- PROMPT
Copy out all the lines in the records that include the word "blouse".

Collected data entries
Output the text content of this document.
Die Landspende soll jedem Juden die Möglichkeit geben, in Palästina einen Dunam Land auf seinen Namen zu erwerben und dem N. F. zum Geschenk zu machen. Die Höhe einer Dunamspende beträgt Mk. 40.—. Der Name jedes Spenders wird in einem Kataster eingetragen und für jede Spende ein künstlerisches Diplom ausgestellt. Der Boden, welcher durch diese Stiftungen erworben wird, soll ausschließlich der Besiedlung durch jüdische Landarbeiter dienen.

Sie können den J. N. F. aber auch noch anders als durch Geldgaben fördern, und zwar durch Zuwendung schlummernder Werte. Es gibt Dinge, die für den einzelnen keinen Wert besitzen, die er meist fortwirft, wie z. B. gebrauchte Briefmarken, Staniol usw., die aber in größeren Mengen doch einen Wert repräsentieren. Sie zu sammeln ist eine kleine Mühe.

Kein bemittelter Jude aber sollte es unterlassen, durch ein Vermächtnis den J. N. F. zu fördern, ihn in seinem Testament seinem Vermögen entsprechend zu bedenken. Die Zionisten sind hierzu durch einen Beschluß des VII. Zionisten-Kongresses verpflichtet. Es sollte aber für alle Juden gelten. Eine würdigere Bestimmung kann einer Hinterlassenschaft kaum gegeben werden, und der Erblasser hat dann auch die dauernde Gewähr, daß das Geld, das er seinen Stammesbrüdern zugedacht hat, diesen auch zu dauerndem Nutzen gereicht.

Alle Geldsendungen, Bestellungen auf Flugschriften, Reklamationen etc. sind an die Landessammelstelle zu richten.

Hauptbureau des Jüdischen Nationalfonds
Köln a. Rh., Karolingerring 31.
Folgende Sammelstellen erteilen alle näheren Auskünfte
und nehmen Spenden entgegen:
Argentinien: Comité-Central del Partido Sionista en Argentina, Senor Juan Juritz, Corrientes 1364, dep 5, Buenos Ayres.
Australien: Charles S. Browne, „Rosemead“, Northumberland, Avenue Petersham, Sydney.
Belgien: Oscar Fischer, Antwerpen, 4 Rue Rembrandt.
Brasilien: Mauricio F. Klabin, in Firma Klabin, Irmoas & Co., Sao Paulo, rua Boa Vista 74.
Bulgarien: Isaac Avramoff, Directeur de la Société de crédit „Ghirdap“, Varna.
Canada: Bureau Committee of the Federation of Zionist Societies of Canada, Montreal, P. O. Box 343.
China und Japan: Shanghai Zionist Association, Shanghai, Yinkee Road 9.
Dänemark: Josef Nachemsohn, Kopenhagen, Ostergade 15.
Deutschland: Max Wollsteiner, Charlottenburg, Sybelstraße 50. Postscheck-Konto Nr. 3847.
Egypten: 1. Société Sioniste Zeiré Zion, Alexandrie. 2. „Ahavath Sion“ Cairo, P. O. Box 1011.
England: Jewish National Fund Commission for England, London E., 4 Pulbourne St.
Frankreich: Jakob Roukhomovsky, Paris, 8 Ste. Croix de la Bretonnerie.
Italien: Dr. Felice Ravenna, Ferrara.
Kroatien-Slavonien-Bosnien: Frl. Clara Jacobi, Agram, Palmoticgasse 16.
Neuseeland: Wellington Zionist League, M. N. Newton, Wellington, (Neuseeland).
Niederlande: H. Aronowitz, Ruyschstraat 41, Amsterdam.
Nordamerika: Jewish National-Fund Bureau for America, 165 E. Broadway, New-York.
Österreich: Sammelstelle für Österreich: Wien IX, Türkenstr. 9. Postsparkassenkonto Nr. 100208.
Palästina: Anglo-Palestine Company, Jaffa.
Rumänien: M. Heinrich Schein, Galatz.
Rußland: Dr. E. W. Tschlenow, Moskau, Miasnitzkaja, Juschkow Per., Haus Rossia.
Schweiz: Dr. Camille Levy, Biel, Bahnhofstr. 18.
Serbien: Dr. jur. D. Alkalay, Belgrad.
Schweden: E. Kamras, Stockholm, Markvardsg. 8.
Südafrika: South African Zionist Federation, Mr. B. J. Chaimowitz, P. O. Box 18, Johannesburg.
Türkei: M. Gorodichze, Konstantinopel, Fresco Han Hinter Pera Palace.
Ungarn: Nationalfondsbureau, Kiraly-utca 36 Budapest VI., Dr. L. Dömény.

==

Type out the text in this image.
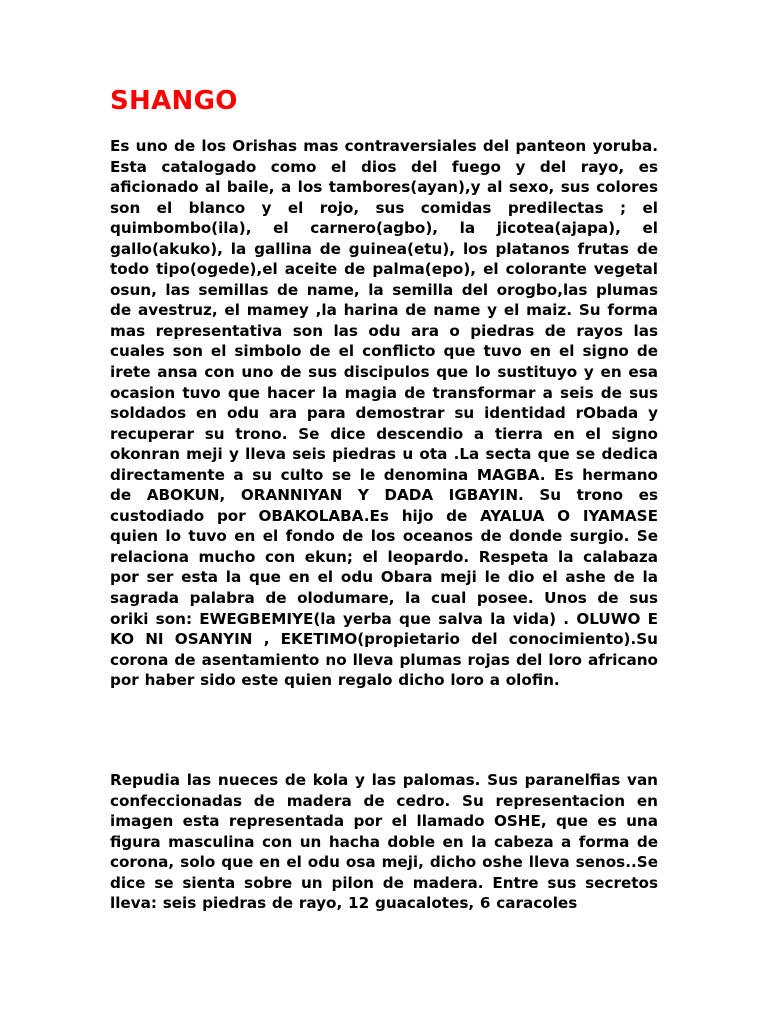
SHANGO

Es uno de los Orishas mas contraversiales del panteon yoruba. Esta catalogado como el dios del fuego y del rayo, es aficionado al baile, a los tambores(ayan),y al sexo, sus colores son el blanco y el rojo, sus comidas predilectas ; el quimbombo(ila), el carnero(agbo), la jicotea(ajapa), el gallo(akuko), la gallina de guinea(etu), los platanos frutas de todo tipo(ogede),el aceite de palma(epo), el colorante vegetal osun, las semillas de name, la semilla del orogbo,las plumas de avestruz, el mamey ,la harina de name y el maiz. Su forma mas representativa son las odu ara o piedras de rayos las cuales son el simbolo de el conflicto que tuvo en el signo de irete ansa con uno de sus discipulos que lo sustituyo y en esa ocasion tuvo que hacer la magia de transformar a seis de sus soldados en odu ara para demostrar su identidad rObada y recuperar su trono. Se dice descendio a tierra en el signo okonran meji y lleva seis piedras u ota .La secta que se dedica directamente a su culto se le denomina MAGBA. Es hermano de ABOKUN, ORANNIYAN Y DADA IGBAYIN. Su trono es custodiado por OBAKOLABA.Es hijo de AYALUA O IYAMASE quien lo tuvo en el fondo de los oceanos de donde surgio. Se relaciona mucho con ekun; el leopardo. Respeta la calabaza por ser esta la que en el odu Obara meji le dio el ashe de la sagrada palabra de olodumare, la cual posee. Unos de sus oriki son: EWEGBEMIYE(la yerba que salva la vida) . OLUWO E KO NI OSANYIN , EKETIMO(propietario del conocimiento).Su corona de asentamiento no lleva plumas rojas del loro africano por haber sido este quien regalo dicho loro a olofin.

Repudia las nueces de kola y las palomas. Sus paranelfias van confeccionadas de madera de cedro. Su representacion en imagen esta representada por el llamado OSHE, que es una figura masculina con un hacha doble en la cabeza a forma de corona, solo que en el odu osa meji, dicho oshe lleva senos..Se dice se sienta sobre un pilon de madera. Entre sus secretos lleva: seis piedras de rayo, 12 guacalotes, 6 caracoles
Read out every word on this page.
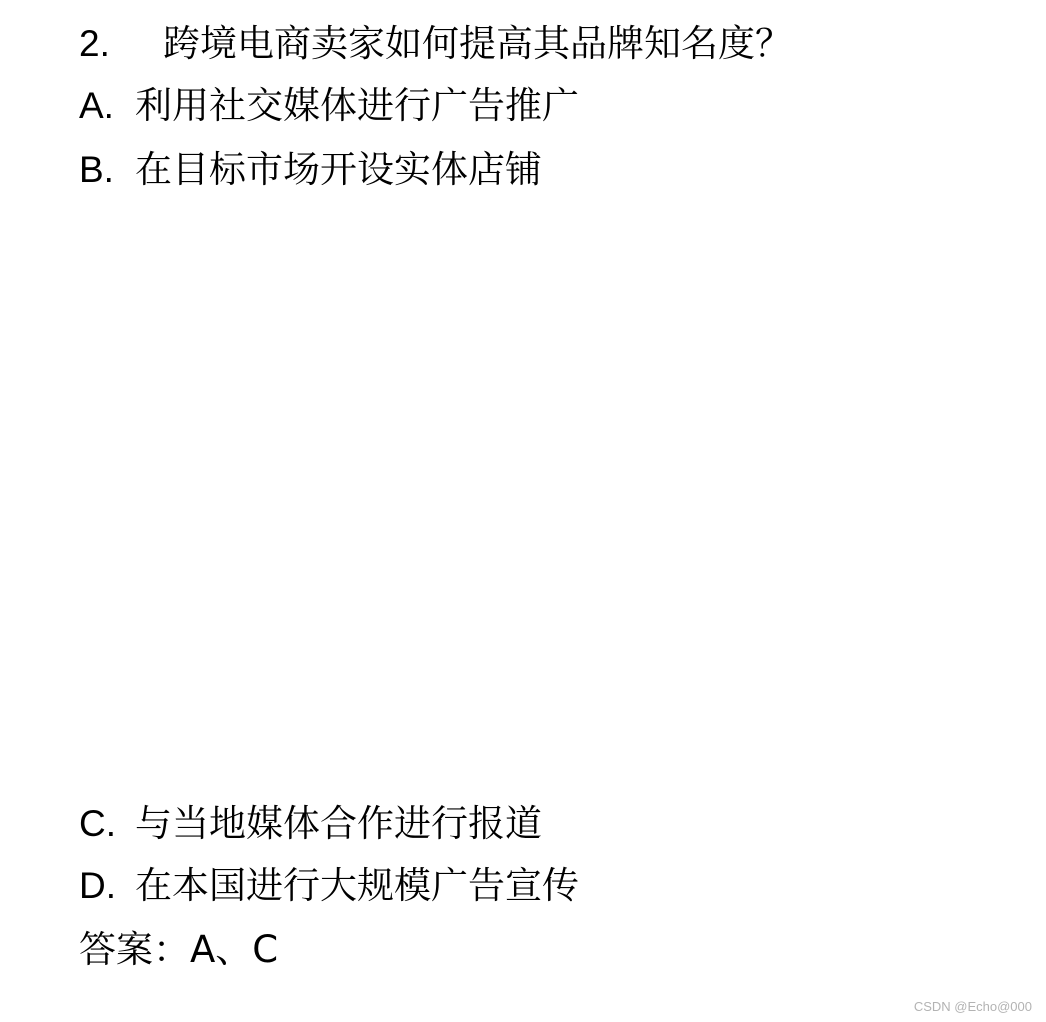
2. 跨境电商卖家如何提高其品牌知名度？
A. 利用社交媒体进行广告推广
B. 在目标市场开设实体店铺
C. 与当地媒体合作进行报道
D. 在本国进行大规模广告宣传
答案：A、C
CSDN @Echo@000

==

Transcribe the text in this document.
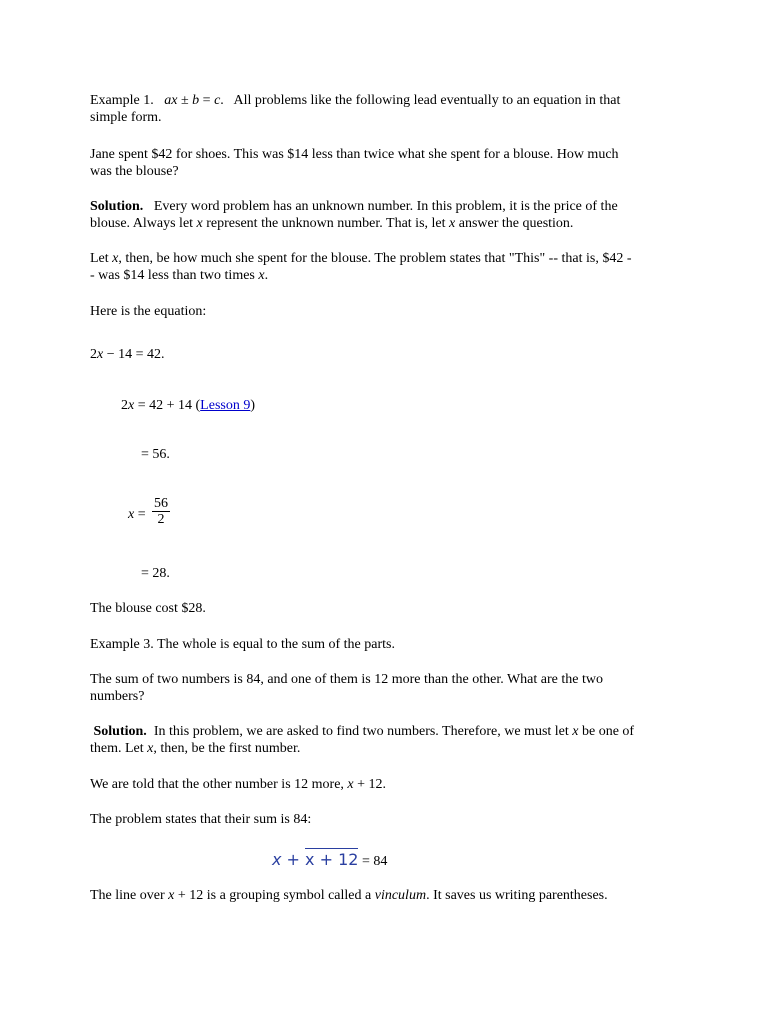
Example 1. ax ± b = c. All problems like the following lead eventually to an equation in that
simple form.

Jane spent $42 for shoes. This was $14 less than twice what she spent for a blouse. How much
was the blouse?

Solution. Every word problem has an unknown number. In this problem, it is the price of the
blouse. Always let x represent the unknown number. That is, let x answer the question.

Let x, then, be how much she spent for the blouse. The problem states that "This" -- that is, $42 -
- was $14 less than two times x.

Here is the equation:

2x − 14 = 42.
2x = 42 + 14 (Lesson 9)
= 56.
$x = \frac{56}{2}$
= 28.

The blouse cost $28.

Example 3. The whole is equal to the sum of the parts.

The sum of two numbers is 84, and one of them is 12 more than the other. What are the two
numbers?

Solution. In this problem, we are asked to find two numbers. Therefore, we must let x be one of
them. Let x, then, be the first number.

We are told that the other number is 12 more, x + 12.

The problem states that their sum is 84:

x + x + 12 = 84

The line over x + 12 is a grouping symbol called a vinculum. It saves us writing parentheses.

- FULL SOLUTION
Jane spent $42 for shoes. This was $14 less than twice what she spent for a blouse. How much
was the blouse?
blouse. Always let x represent the unknown number. That is, let x answer the question.
Let x, then, be how much she spent for the blouse. The problem states that "This" -- that is, $42 -
The blouse cost $28.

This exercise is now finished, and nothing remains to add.